Page text –
# Hunt with suppressor?



## Ray (May 10, 2018)

Anyone on here hunt with one? I’m thinking about getting one for next season, to save my hearing and because, why not?

Specifically, I’m looking at the SilencerCo hybrid 46. It’s a multi-caliber suppressor good for 5.56 all the way to 45-70 gov.

Planning on putting it on my 300 win mag, AR and Sig Legion p229 SAO.


----------



## taxidermist (Sep 11, 2007)

You better have a class 3 license to even order one. If you do have the license, then order it now! I know the time of placing your hands on it and ordering are lengthy.


----------



## Ray (May 10, 2018)

taxidermist said:


> You better have a class 3 license to even order one. If you do have the license, then order it now! I know the time of placing your hands on it and ordering are lengthy.


It is a long process but class 3's aren't needed to purchase. I'll buy one from a local dealer and they'll hold onto it until everything goes through for the tax stamp. I'll also start a trust so I can add people that can use it without me there, just my wife at first, then I'll add my boys when they're of age.


----------



## Critter (Mar 20, 2010)

I've seen hunters packing them around and it doesn't look like fun when they hit the timber. That extra foot sticking out from the end of the barrel just doesn't allow a person to hunt the thinker timber or even hike through patches of oak brush

If you are that concerned about your hearing get a set of electronic ear plugs and then take the time to put them in before the shot.


----------



## reb8600 (Sep 8, 2007)

I hunt with one. As stated, you do not need a class 3 license. Just apply for the stamp and wait. As for going through the brush, I don't put it on until I get to where I am going to sit. I found a factory load that maintains zero when the suppressor is off. Then I put one round of it in until I put the can on then use my reloads. It is not a hassle and do not let someone that has not tried it tell you different.


----------



## Vanilla (Dec 11, 2009)

I think it would be awesome to have one on a hunting rifle. And it’s definitely good to get personal experience perspective, not just assumptions.


----------



## Ray (May 10, 2018)

Critter said:


> I've seen hunters packing them around and it doesn't look like fun when they hit the timber. That extra foot sticking out from the end of the barrel just doesn't allow a person to hunt the thinker timber or even hike through patches of oak brush
> 
> If you are that concerned about your hearing get a set of electronic ear plugs and then take the time to put them in before the shot.


I've thought about the length issue, but honestly, when I'm hiking through thick stuff it's in my hands and not over my shoulder.


----------



## Ray (May 10, 2018)

reb8600 said:


> I hunt with one. As stated, you do not need a class 3 license. Just apply for the stamp and wait. As for going through the brush, I don't put it on until I get to where I am going to sit. I found a factory load that maintains zero when the suppressor is on. When I put one round of it in until I put the can on then use my reloads. It is not a hassle and do not let someone that has not tried it tell you different.


Nice man! Did you get a multi-caliber suppressor and if so, are there any issues going from one end of the size spectrum to the other?


----------



## Ray (May 10, 2018)

Vanilla said:


> I think it would be awesome to have one on a hunting rifle. And it's definitely good to get personal experience perspective, not just assumptions.

Jobs –
a: Reproduce everything in the suppressor thread from "# Hunt with" down to "to 45-70 gov.".
b: Does the suppressor thread agree with each of these statements? Answer yes or no for each, quoting the words that decide it. (i) Ray plans to put the suppressor on his Sig Legion p229 SAO. (ii) reb8600 says a class 3 license is required to buy a suppressor. (iii) Critter recommends electronic ear plugs for someone concerned about hearing.
c: In the suppressor thread, who is the first person Ray plans to add to the trust?

Extracted records –
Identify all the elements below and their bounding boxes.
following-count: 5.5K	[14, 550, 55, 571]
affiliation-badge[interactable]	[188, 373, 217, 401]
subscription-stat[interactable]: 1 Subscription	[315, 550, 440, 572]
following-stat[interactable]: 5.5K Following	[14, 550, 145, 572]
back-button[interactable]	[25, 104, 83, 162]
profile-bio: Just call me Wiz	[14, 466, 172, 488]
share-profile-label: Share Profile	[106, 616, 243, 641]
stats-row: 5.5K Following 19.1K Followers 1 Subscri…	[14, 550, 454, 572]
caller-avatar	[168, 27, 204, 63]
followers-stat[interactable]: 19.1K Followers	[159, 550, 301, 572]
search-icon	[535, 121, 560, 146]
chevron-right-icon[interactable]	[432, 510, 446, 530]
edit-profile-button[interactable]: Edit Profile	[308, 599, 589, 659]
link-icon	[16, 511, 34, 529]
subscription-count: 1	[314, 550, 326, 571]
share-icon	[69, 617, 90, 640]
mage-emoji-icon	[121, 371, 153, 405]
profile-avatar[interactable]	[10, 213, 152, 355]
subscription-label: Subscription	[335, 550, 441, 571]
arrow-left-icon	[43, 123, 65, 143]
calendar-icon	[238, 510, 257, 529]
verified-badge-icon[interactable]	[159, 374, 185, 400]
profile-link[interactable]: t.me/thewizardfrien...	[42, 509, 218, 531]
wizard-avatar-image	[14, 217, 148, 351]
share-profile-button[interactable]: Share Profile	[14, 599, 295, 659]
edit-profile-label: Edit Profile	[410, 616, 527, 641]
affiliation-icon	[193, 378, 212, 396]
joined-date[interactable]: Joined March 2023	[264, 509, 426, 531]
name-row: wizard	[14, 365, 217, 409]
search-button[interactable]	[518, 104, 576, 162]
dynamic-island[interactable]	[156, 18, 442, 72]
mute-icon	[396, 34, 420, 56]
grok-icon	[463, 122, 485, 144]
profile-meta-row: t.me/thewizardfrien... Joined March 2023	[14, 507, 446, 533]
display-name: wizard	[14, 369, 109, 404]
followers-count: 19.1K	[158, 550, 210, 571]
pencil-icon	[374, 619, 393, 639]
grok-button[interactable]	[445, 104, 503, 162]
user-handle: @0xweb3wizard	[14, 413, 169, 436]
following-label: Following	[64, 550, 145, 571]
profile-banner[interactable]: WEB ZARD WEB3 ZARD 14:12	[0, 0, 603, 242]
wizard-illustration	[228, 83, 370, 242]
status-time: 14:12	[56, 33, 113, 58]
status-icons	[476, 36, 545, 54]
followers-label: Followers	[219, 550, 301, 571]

Responses to the tasks –
a:
# Hunt with suppressor?



## Ray (May 10, 2018)

Anyone on here hunt with one? I’m thinking about getting one for next season, to save my hearing and because, why not?

Specifically, I’m looking at the SilencerCo hybrid 46. It’s a multi-caliber suppressor good for 5.56 all the way to 45-70 gov.

b:
(i) Yes: "Planning on putting it on my 300 win mag, AR and Sig Legion p229 SAO."
(ii) No: "As stated, you do not need a class 3 license."
(iii) Yes: "If you are that concerned about your hearing get a set of electronic ear plugs and then take the time to put them in before the shot."

c: His wife.